--- Begin ---

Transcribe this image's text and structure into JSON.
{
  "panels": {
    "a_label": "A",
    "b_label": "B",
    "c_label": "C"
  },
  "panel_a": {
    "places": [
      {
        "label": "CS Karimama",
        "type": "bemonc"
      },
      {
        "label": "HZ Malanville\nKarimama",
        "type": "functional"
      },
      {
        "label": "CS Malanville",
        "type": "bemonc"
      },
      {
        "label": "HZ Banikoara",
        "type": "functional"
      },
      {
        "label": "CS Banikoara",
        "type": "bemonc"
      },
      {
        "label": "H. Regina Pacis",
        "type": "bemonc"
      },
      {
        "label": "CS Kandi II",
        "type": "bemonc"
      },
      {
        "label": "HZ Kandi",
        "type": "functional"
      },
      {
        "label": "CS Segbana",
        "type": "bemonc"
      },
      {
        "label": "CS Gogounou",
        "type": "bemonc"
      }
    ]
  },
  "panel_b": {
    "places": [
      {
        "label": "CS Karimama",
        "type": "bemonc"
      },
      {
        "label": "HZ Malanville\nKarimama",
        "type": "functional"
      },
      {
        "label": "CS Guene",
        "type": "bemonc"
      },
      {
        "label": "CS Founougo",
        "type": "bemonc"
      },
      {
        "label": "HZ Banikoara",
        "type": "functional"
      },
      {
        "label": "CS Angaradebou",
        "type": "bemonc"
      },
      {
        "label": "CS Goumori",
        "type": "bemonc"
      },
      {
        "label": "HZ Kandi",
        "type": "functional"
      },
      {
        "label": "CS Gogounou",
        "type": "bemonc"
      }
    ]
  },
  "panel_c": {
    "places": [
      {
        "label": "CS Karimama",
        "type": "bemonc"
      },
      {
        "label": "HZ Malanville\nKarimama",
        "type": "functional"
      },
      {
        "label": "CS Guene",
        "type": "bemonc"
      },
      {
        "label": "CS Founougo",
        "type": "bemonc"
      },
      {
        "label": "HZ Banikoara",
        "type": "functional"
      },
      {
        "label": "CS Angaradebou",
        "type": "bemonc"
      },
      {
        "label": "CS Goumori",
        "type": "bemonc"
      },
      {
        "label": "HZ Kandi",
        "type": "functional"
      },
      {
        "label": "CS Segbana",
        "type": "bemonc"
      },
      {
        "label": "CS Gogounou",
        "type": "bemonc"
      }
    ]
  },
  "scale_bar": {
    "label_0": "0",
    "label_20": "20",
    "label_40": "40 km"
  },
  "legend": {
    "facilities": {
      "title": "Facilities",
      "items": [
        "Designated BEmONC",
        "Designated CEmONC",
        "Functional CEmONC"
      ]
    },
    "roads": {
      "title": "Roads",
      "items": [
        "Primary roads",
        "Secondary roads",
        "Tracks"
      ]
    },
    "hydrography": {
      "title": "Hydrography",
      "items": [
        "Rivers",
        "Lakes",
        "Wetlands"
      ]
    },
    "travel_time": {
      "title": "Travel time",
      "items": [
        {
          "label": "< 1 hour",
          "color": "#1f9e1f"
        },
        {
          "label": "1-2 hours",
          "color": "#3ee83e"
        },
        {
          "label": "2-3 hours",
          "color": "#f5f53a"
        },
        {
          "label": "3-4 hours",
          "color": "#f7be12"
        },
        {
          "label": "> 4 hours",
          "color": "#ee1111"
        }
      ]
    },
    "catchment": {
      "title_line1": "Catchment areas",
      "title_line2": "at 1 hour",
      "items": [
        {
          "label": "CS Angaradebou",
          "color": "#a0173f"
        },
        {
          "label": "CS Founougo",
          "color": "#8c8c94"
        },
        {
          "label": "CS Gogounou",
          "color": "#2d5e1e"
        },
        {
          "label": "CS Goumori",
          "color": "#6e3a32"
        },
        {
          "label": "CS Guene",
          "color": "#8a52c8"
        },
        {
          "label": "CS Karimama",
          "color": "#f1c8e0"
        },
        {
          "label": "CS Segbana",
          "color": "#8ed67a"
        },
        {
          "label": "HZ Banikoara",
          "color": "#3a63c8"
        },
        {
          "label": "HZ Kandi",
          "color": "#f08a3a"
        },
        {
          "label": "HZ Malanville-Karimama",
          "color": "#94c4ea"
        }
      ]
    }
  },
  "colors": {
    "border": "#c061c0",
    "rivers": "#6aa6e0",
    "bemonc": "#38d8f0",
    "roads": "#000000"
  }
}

--- End ---

* [TASK BRIEF]
Determine the number of lines where the string "Designated" occurs, and give that number only.

* [FINAL RESULT]
2